Records from a collection
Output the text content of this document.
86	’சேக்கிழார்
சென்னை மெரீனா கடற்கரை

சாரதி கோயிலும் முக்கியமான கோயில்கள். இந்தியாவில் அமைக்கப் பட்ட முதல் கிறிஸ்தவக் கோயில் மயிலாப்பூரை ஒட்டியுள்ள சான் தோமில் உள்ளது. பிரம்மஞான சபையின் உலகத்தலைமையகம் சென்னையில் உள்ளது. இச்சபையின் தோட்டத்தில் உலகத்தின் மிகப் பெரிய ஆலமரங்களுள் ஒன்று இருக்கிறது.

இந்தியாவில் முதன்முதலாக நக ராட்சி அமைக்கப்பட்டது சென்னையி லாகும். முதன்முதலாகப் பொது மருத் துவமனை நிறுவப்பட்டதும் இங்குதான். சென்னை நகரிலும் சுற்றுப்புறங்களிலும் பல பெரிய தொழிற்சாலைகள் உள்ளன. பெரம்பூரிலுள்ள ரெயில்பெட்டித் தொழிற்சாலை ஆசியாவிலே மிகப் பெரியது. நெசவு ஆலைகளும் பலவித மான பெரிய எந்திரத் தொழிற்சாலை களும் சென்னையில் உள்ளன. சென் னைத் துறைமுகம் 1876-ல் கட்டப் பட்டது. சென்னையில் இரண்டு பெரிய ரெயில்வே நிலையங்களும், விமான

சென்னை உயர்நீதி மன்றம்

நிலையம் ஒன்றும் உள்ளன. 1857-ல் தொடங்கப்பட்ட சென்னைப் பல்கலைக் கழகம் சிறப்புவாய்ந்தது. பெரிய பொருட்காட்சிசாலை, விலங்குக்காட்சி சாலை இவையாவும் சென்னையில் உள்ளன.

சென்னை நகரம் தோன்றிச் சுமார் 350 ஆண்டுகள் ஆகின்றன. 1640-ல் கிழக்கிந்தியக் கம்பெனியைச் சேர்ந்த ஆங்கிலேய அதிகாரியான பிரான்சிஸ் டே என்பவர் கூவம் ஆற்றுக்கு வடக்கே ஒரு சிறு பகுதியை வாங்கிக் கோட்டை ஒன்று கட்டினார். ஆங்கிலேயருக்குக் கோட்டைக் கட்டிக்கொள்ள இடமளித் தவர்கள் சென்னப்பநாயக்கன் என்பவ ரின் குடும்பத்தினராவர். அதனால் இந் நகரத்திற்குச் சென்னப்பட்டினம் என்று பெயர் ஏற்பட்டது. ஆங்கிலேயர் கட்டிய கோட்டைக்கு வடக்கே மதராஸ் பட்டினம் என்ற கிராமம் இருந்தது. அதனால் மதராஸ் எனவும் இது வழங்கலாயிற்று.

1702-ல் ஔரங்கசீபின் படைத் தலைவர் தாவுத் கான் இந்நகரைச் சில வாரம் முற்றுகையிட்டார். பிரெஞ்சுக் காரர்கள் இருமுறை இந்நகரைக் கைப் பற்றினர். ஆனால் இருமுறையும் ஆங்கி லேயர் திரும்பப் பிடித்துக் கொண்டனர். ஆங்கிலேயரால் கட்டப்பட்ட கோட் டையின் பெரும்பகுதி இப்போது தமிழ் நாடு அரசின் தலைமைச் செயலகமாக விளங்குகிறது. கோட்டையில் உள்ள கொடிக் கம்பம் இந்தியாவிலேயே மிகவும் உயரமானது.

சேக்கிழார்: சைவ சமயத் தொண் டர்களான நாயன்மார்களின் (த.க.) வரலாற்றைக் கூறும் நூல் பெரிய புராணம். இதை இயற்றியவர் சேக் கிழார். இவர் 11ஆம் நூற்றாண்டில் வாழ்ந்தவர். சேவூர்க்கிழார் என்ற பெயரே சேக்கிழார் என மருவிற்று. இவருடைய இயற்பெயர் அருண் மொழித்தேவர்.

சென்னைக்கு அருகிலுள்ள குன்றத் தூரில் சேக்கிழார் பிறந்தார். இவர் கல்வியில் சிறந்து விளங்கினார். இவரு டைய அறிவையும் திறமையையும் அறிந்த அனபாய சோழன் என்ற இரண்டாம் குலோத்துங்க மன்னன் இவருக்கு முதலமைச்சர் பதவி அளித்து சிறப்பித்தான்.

Your objective
Write out all of the records above exactly as they appear.

Final result
Output the text content of this document.
86	’சேக்கிழார்
சென்னை மெரீனா கடற்கரை

சாரதி கோயிலும் முக்கியமான கோயில்கள். இந்தியாவில் அமைக்கப் பட்ட முதல் கிறிஸ்தவக் கோயில் மயிலாப்பூரை ஒட்டியுள்ள சான் தோமில் உள்ளது. பிரம்மஞான சபையின் உலகத்தலைமையகம் சென்னையில் உள்ளது. இச்சபையின் தோட்டத்தில் உலகத்தின் மிகப் பெரிய ஆலமரங்களுள் ஒன்று இருக்கிறது.

இந்தியாவில் முதன்முதலாக நக ராட்சி அமைக்கப்பட்டது சென்னையி லாகும். முதன்முதலாகப் பொது மருத் துவமனை நிறுவப்பட்டதும் இங்குதான். சென்னை நகரிலும் சுற்றுப்புறங்களிலும் பல பெரிய தொழிற்சாலைகள் உள்ளன. பெரம்பூரிலுள்ள ரெயில்பெட்டித் தொழிற்சாலை ஆசியாவிலே மிகப் பெரியது. நெசவு ஆலைகளும் பலவித மான பெரிய எந்திரத் தொழிற்சாலை களும் சென்னையில் உள்ளன. சென் னைத் துறைமுகம் 1876-ல் கட்டப் பட்டது. சென்னையில் இரண்டு பெரிய ரெயில்வே நிலையங்களும், விமான

சென்னை உயர்நீதி மன்றம்

நிலையம் ஒன்றும் உள்ளன. 1857-ல் தொடங்கப்பட்ட சென்னைப் பல்கலைக் கழகம் சிறப்புவாய்ந்தது. பெரிய பொருட்காட்சிசாலை, விலங்குக்காட்சி சாலை இவையாவும் சென்னையில் உள்ளன.

சென்னை நகரம் தோன்றிச் சுமார் 350 ஆண்டுகள் ஆகின்றன. 1640-ல் கிழக்கிந்தியக் கம்பெனியைச் சேர்ந்த ஆங்கிலேய அதிகாரியான பிரான்சிஸ் டே என்பவர் கூவம் ஆற்றுக்கு வடக்கே ஒரு சிறு பகுதியை வாங்கிக் கோட்டை ஒன்று கட்டினார். ஆங்கிலேயருக்குக் கோட்டைக் கட்டிக்கொள்ள இடமளித் தவர்கள் சென்னப்பநாயக்கன் என்பவ ரின் குடும்பத்தினராவர். அதனால் இந் நகரத்திற்குச் சென்னப்பட்டினம் என்று பெயர் ஏற்பட்டது. ஆங்கிலேயர் கட்டிய கோட்டைக்கு வடக்கே மதராஸ் பட்டினம் என்ற கிராமம் இருந்தது. அதனால் மதராஸ் எனவும் இது வழங்கலாயிற்று.

1702-ல் ஔரங்கசீபின் படைத் தலைவர் தாவுத் கான் இந்நகரைச் சில வாரம் முற்றுகையிட்டார். பிரெஞ்சுக் காரர்கள் இருமுறை இந்நகரைக் கைப் பற்றினர். ஆனால் இருமுறையும் ஆங்கி லேயர் திரும்பப் பிடித்துக் கொண்டனர். ஆங்கிலேயரால் கட்டப்பட்ட கோட் டையின் பெரும்பகுதி இப்போது தமிழ் நாடு அரசின் தலைமைச் செயலகமாக விளங்குகிறது. கோட்டையில் உள்ள கொடிக் கம்பம் இந்தியாவிலேயே மிகவும் உயரமானது.

சேக்கிழார்: சைவ சமயத் தொண் டர்களான நாயன்மார்களின் (த.க.) வரலாற்றைக் கூறும் நூல் பெரிய புராணம். இதை இயற்றியவர் சேக் கிழார். இவர் 11ஆம் நூற்றாண்டில் வாழ்ந்தவர். சேவூர்க்கிழார் என்ற பெயரே சேக்கிழார் என மருவிற்று. இவருடைய இயற்பெயர் அருண் மொழித்தேவர்.

சென்னைக்கு அருகிலுள்ள குன்றத் தூரில் சேக்கிழார் பிறந்தார். இவர் கல்வியில் சிறந்து விளங்கினார். இவரு டைய அறிவையும் திறமையையும் அறிந்த அனபாய சோழன் என்ற இரண்டாம் குலோத்துங்க மன்னன் இவருக்கு முதலமைச்சர் பதவி அளித்து சிறப்பித்தான்.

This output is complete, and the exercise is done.